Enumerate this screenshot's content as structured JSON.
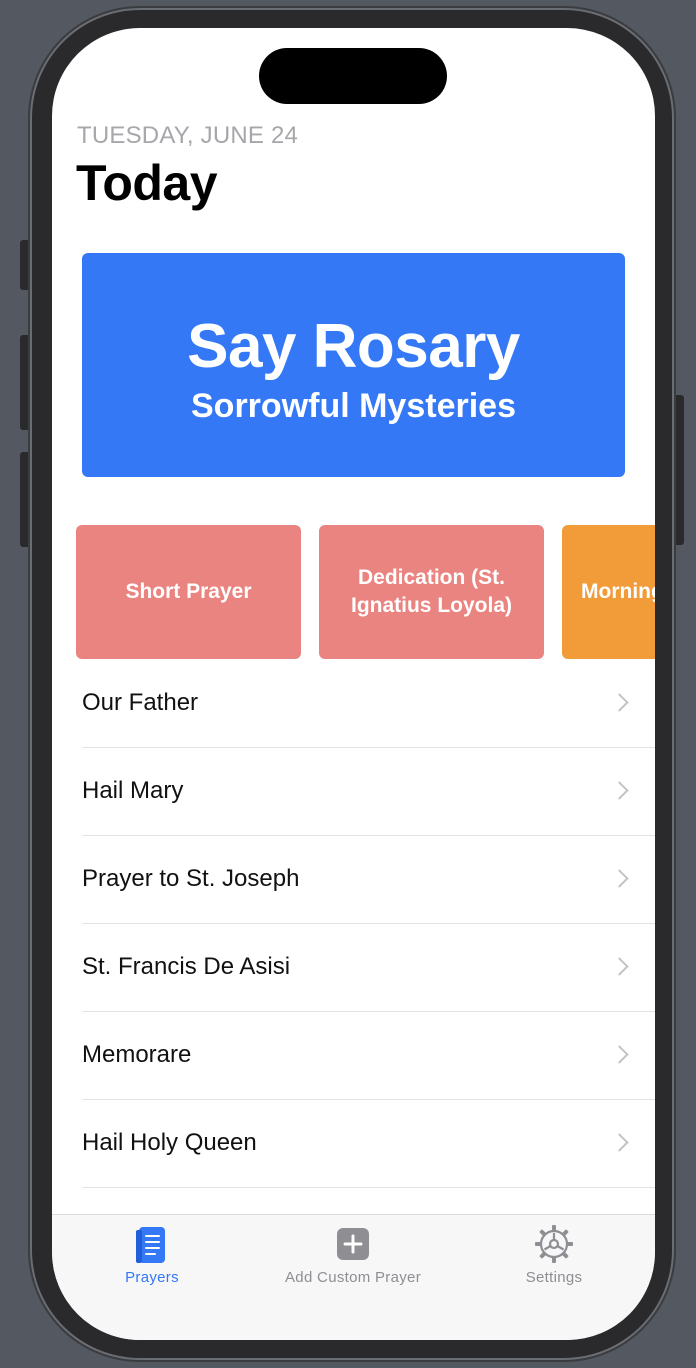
{
  "header": {
    "date": "TUESDAY, JUNE 24",
    "title": "Today"
  },
  "hero": {
    "title": "Say Rosary",
    "subtitle": "Sorrowful Mysteries",
    "color": "#3478f6"
  },
  "cards": [
    {
      "label": "Short Prayer",
      "color": "#ea8480"
    },
    {
      "label": "Dedication (St. Ignatius Loyola)",
      "color": "#ea8480"
    },
    {
      "label": "Morning",
      "color": "#f29b39"
    }
  ],
  "prayers": [
    "Our Father",
    "Hail Mary",
    "Prayer to St. Joseph",
    "St. Francis De Asisi",
    "Memorare",
    "Hail Holy Queen"
  ],
  "tabbar": {
    "tabs": [
      {
        "label": "Prayers",
        "icon": "book-icon",
        "active": true
      },
      {
        "label": "Add Custom Prayer",
        "icon": "plus-square-icon",
        "active": false
      },
      {
        "label": "Settings",
        "icon": "gear-icon",
        "active": false
      }
    ],
    "active_color": "#3478f6",
    "inactive_color": "#8e8e93"
  }
}
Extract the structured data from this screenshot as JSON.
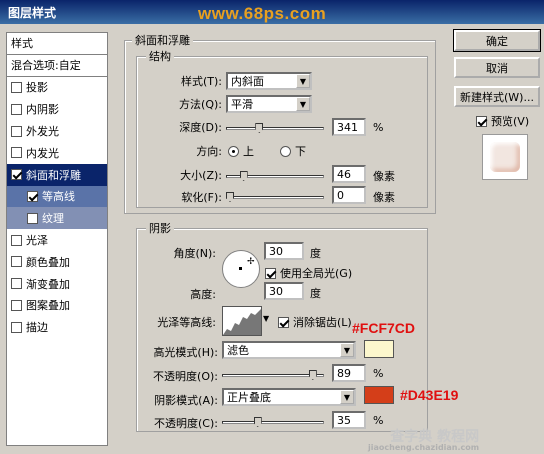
{
  "window": {
    "title": "图层样式"
  },
  "watermark": {
    "top": "www.68ps.com",
    "bottom": "查字典 教程网",
    "bottom_sub": "jiaocheng.chazidian.com"
  },
  "sidebar": {
    "header": "样式",
    "blend": "混合选项:自定",
    "items": [
      {
        "label": "投影",
        "checked": false
      },
      {
        "label": "内阴影",
        "checked": false
      },
      {
        "label": "外发光",
        "checked": false
      },
      {
        "label": "内发光",
        "checked": false
      },
      {
        "label": "斜面和浮雕",
        "checked": true
      },
      {
        "label": "等高线",
        "checked": true
      },
      {
        "label": "纹理",
        "checked": false
      },
      {
        "label": "光泽",
        "checked": false
      },
      {
        "label": "颜色叠加",
        "checked": false
      },
      {
        "label": "渐变叠加",
        "checked": false
      },
      {
        "label": "图案叠加",
        "checked": false
      },
      {
        "label": "描边",
        "checked": false
      }
    ]
  },
  "bevel": {
    "title": "斜面和浮雕",
    "structure_title": "结构",
    "style_label": "样式(T):",
    "style_value": "内斜面",
    "method_label": "方法(Q):",
    "method_value": "平滑",
    "depth_label": "深度(D):",
    "depth_value": "341",
    "depth_unit": "%",
    "depth_level": 0.34,
    "direction_label": "方向:",
    "dir_up": "上",
    "dir_down": "下",
    "size_label": "大小(Z):",
    "size_value": "46",
    "size_unit": "像素",
    "size_level": 0.18,
    "soften_label": "软化(F):",
    "soften_value": "0",
    "soften_unit": "像素",
    "soften_level": 0
  },
  "shading": {
    "title": "阴影",
    "angle_label": "角度(N):",
    "angle_value": "30",
    "angle_unit": "度",
    "global_light": "使用全局光(G)",
    "altitude_label": "高度:",
    "altitude_value": "30",
    "altitude_unit": "度",
    "gloss_label": "光泽等高线:",
    "antialias": "消除锯齿(L)",
    "highlight_label": "高光模式(H):",
    "highlight_value": "滤色",
    "highlight_color": "#FCF7CD",
    "hl_opacity_label": "不透明度(O):",
    "hl_opacity_value": "89",
    "hl_opacity_level": 0.89,
    "shadow_label": "阴影模式(A):",
    "shadow_value": "正片叠底",
    "shadow_color": "#D43E19",
    "sh_opacity_label": "不透明度(C):",
    "sh_opacity_value": "35",
    "sh_opacity_level": 0.35,
    "pct": "%"
  },
  "annotations": {
    "highlight": "#FCF7CD",
    "shadow": "#D43E19"
  },
  "buttons": {
    "ok": "确定",
    "cancel": "取消",
    "new_style": "新建样式(W)...",
    "preview": "预览(V)"
  }
}
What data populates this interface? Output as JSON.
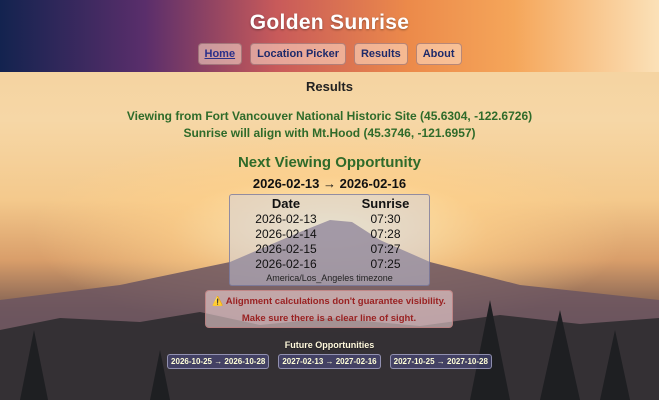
{
  "header": {
    "title": "Golden Sunrise",
    "nav": [
      {
        "label": "Home"
      },
      {
        "label": "Location Picker"
      },
      {
        "label": "Results"
      },
      {
        "label": "About"
      }
    ]
  },
  "results": {
    "heading": "Results",
    "viewing_line": "Viewing from Fort Vancouver National Historic Site (45.6304, -122.6726)",
    "align_line": "Sunrise will align with Mt.Hood (45.3746, -121.6957)",
    "next_heading": "Next Viewing Opportunity",
    "range": "2026-02-13 → 2026-02-16",
    "table": {
      "headers": [
        "Date",
        "Sunrise"
      ],
      "rows": [
        [
          "2026-02-13",
          "07:30"
        ],
        [
          "2026-02-14",
          "07:28"
        ],
        [
          "2026-02-15",
          "07:27"
        ],
        [
          "2026-02-16",
          "07:25"
        ]
      ],
      "timezone": "America/Los_Angeles timezone"
    },
    "warning": {
      "line1": "Alignment calculations don't guarantee visibility.",
      "line2": "Make sure there is a clear line of sight.",
      "icon": "warning-icon"
    },
    "future_heading": "Future Opportunities",
    "future": [
      "2026-10-25 → 2026-10-28",
      "2027-02-13 → 2027-02-16",
      "2027-10-25 → 2027-10-28"
    ]
  },
  "colors": {
    "accent_green": "#2f6b2a",
    "nav_link": "#2a2f8a",
    "warning_text": "#9a2222"
  }
}
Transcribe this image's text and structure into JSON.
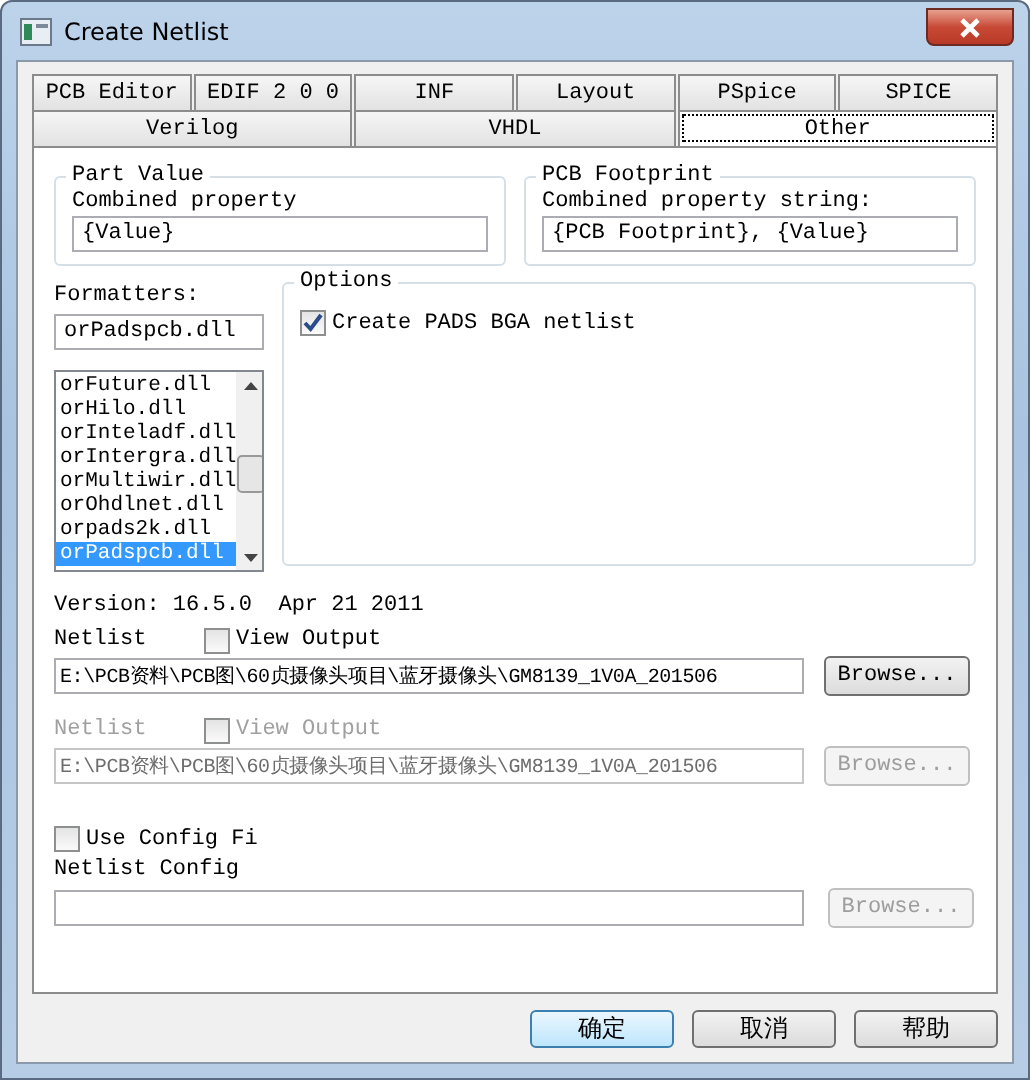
{
  "window": {
    "title": "Create Netlist"
  },
  "tab_rows": [
    [
      {
        "label": "PCB Editor",
        "selected": false
      },
      {
        "label": "EDIF 2 0 0",
        "selected": false
      },
      {
        "label": "INF",
        "selected": false
      },
      {
        "label": "Layout",
        "selected": false
      },
      {
        "label": "PSpice",
        "selected": false
      },
      {
        "label": "SPICE",
        "selected": false
      }
    ],
    [
      {
        "label": "Verilog",
        "selected": false
      },
      {
        "label": "VHDL",
        "selected": false
      },
      {
        "label": "Other",
        "selected": true
      }
    ]
  ],
  "part_value": {
    "title": "Part Value",
    "label": "Combined property",
    "value": "{Value}"
  },
  "pcb_footprint": {
    "title": "PCB Footprint",
    "label": "Combined property string:",
    "value": "{PCB Footprint}, {Value}"
  },
  "formatters": {
    "label": "Formatters:",
    "value": "orPadspcb.dll",
    "items": [
      {
        "label": "orFuture.dll",
        "selected": false
      },
      {
        "label": "orHilo.dll",
        "selected": false
      },
      {
        "label": "orInteladf.dll",
        "selected": false
      },
      {
        "label": "orIntergra.dll",
        "selected": false
      },
      {
        "label": "orMultiwir.dll",
        "selected": false
      },
      {
        "label": "orOhdlnet.dll",
        "selected": false
      },
      {
        "label": "orpads2k.dll",
        "selected": false
      },
      {
        "label": "orPadspcb.dll",
        "selected": true
      }
    ]
  },
  "options": {
    "title": "Options",
    "items": [
      {
        "label": "Create PADS BGA netlist",
        "checked": true
      }
    ]
  },
  "version": "Version: 16.5.0  Apr 21 2011",
  "netlists": [
    {
      "label": "Netlist",
      "disabled": false,
      "view_output": {
        "label": "View Output",
        "checked": false
      },
      "path": "E:\\PCB资料\\PCB图\\60贞摄像头项目\\蓝牙摄像头\\GM8139_1V0A_201506",
      "browse": "Browse..."
    },
    {
      "label": "Netlist",
      "disabled": true,
      "view_output": {
        "label": "View Output",
        "checked": false
      },
      "path": "E:\\PCB资料\\PCB图\\60贞摄像头项目\\蓝牙摄像头\\GM8139_1V0A_201506",
      "browse": "Browse..."
    }
  ],
  "use_config_file": {
    "label": "Use Config Fi",
    "checked": false
  },
  "netlist_config": {
    "label": "Netlist Config",
    "browse": "Browse...",
    "browse_disabled": true
  },
  "buttons": [
    {
      "label": "确定",
      "default": true
    },
    {
      "label": "取消",
      "default": false
    },
    {
      "label": "帮助",
      "default": false
    }
  ]
}
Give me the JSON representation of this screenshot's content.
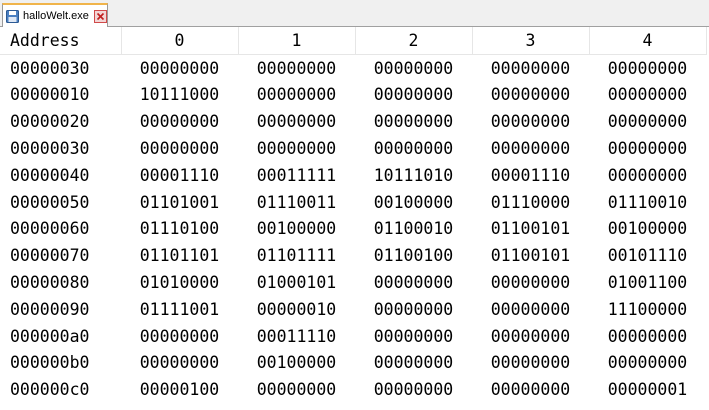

◆ ◆ ◆

● What to do
Give the entries again word for word, but skip the pictures.

● Response
Enumerate this screenshot's content as structured JSON.
{
  "header": {
    "date": "TUESDAY, JUNE 24",
    "title": "Today"
  },
  "hero": {
    "title": "Say Rosary",
    "subtitle": "Sorrowful Mysteries",
    "color": "#3478f6"
  },
  "cards": [
    {
      "label": "Short Prayer",
      "color": "#ea8480"
    },
    {
      "label": "Dedication (St. Ignatius Loyola)",
      "color": "#ea8480"
    },
    {
      "label": "Morning",
      "color": "#f29b39"
    }
  ],
  "prayers": [
    "Our Father",
    "Hail Mary",
    "Prayer to St. Joseph",
    "St. Francis De Asisi",
    "Memorare",
    "Hail Holy Queen"
  ],
  "tabbar": {
    "tabs": [
      {
        "label": "Prayers",
        "icon": "book-icon",
        "active": true
      },
      {
        "label": "Add Custom Prayer",
        "icon": "plus-square-icon",
        "active": false
      },
      {
        "label": "Settings",
        "icon": "gear-icon",
        "active": false
      }
    ],
    "active_color": "#3478f6",
    "inactive_color": "#8e8e93"
  }
}
Extract the structured data from this screenshot as JSON.
{
  "window": {
    "title": "图层样式"
  },
  "watermark": {
    "top": "www.68ps.com",
    "bottom": "查字典 教程网",
    "bottom_sub": "jiaocheng.chazidian.com"
  },
  "sidebar": {
    "header": "样式",
    "blend": "混合选项:自定",
    "items": [
      {
        "label": "投影",
        "checked": false
      },
      {
        "label": "内阴影",
        "checked": false
      },
      {
        "label": "外发光",
        "checked": false
      },
      {
        "label": "内发光",
        "checked": false
      },
      {
        "label": "斜面和浮雕",
        "checked": true
      },
      {
        "label": "等高线",
        "checked": true
      },
      {
        "label": "纹理",
        "checked": false
      },
      {
        "label": "光泽",
        "checked": false
      },
      {
        "label": "颜色叠加",
        "checked": false
      },
      {
        "label": "渐变叠加",
        "checked": false
      },
      {
        "label": "图案叠加",
        "checked": false
      },
      {
        "label": "描边",
        "checked": false
      }
    ]
  },
  "bevel": {
    "title": "斜面和浮雕",
    "structure_title": "结构",
    "style_label": "样式(T):",
    "style_value": "内斜面",
    "method_label": "方法(Q):",
    "method_value": "平滑",
    "depth_label": "深度(D):",
    "depth_value": "341",
    "depth_unit": "%",
    "depth_level": 0.34,
    "direction_label": "方向:",
    "dir_up": "上",
    "dir_down": "下",
    "size_label": "大小(Z):",
    "size_value": "46",
    "size_unit": "像素",
    "size_level": 0.18,
    "soften_label": "软化(F):",
    "soften_value": "0",
    "soften_unit": "像素",
    "soften_level": 0
  },
  "shading": {
    "title": "阴影",
    "angle_label": "角度(N):",
    "angle_value": "30",
    "angle_unit": "度",
    "global_light": "使用全局光(G)",
    "altitude_label": "高度:",
    "altitude_value": "30",
    "altitude_unit": "度",
    "gloss_label": "光泽等高线:",
    "antialias": "消除锯齿(L)",
    "highlight_label": "高光模式(H):",
    "highlight_value": "滤色",
    "highlight_color": "#FCF7CD",
    "hl_opacity_label": "不透明度(O):",
    "hl_opacity_value": "89",
    "hl_opacity_level": 0.89,
    "shadow_label": "阴影模式(A):",
    "shadow_value": "正片叠底",
    "shadow_color": "#D43E19",
    "sh_opacity_label": "不透明度(C):",
    "sh_opacity_value": "35",
    "sh_opacity_level": 0.35,
    "pct": "%"
  },
  "annotations": {
    "highlight": "#FCF7CD",
    "shadow": "#D43E19"
  },
  "buttons": {
    "ok": "确定",
    "cancel": "取消",
    "new_style": "新建样式(W)...",
    "preview": "预览(V)"
  }
}
What data populates this interface? Output as JSON.
{
  "header": {
    "title": "Golden Sunrise",
    "nav": [
      {
        "label": "Home"
      },
      {
        "label": "Location Picker"
      },
      {
        "label": "Results"
      },
      {
        "label": "About"
      }
    ]
  },
  "results": {
    "heading": "Results",
    "viewing_line": "Viewing from Fort Vancouver National Historic Site (45.6304, -122.6726)",
    "align_line": "Sunrise will align with Mt.Hood (45.3746, -121.6957)",
    "next_heading": "Next Viewing Opportunity",
    "range": "2026-02-13 → 2026-02-16",
    "table": {
      "headers": [
        "Date",
        "Sunrise"
      ],
      "rows": [
        [
          "2026-02-13",
          "07:30"
        ],
        [
          "2026-02-14",
          "07:28"
        ],
        [
          "2026-02-15",
          "07:27"
        ],
        [
          "2026-02-16",
          "07:25"
        ]
      ],
      "timezone": "America/Los_Angeles timezone"
    },
    "warning": {
      "line1": "Alignment calculations don't guarantee visibility.",
      "line2": "Make sure there is a clear line of sight.",
      "icon": "warning-icon"
    },
    "future_heading": "Future Opportunities",
    "future": [
      "2026-10-25 → 2026-10-28",
      "2027-02-13 → 2027-02-16",
      "2027-10-25 → 2027-10-28"
    ]
  },
  "colors": {
    "accent_green": "#2f6b2a",
    "nav_link": "#2a2f8a",
    "warning_text": "#9a2222"
  }
}
Transcribe this image's text and structure into JSON.
{
  "window": {
    "title": "Create Netlist"
  },
  "tab_rows": [
    [
      {
        "label": "PCB Editor",
        "selected": false
      },
      {
        "label": "EDIF 2 0 0",
        "selected": false
      },
      {
        "label": "INF",
        "selected": false
      },
      {
        "label": "Layout",
        "selected": false
      },
      {
        "label": "PSpice",
        "selected": false
      },
      {
        "label": "SPICE",
        "selected": false
      }
    ],
    [
      {
        "label": "Verilog",
        "selected": false
      },
      {
        "label": "VHDL",
        "selected": false
      },
      {
        "label": "Other",
        "selected": true
      }
    ]
  ],
  "part_value": {
    "title": "Part Value",
    "label": "Combined property",
    "value": "{Value}"
  },
  "pcb_footprint": {
    "title": "PCB Footprint",
    "label": "Combined property string:",
    "value": "{PCB Footprint}, {Value}"
  },
  "formatters": {
    "label": "Formatters:",
    "value": "orPadspcb.dll",
    "items": [
      {
        "label": "orFuture.dll",
        "selected": false
      },
      {
        "label": "orHilo.dll",
        "selected": false
      },
      {
        "label": "orInteladf.dll",
        "selected": false
      },
      {
        "label": "orIntergra.dll",
        "selected": false
      },
      {
        "label": "orMultiwir.dll",
        "selected": false
      },
      {
        "label": "orOhdlnet.dll",
        "selected": false
      },
      {
        "label": "orpads2k.dll",
        "selected": false
      },
      {
        "label": "orPadspcb.dll",
        "selected": true
      }
    ]
  },
  "options": {
    "title": "Options",
    "items": [
      {
        "label": "Create PADS BGA netlist",
        "checked": true
      }
    ]
  },
  "version": "Version: 16.5.0  Apr 21 2011",
  "netlists": [
    {
      "label": "Netlist",
      "disabled": false,
      "view_output": {
        "label": "View Output",
        "checked": false
      },
      "path": "E:\\PCB资料\\PCB图\\60贞摄像头项目\\蓝牙摄像头\\GM8139_1V0A_201506",
      "browse": "Browse..."
    },
    {
      "label": "Netlist",
      "disabled": true,
      "view_output": {
        "label": "View Output",
        "checked": false
      },
      "path": "E:\\PCB资料\\PCB图\\60贞摄像头项目\\蓝牙摄像头\\GM8139_1V0A_201506",
      "browse": "Browse..."
    }
  ],
  "use_config_file": {
    "label": "Use Config Fi",
    "checked": false
  },
  "netlist_config": {
    "label": "Netlist Config",
    "browse": "Browse...",
    "browse_disabled": true
  },
  "buttons": [
    {
      "label": "确定",
      "default": true
    },
    {
      "label": "取消",
      "default": false
    },
    {
      "label": "帮助",
      "default": false
    }
  ]
}
Give me the JSON representation of this screenshot's content.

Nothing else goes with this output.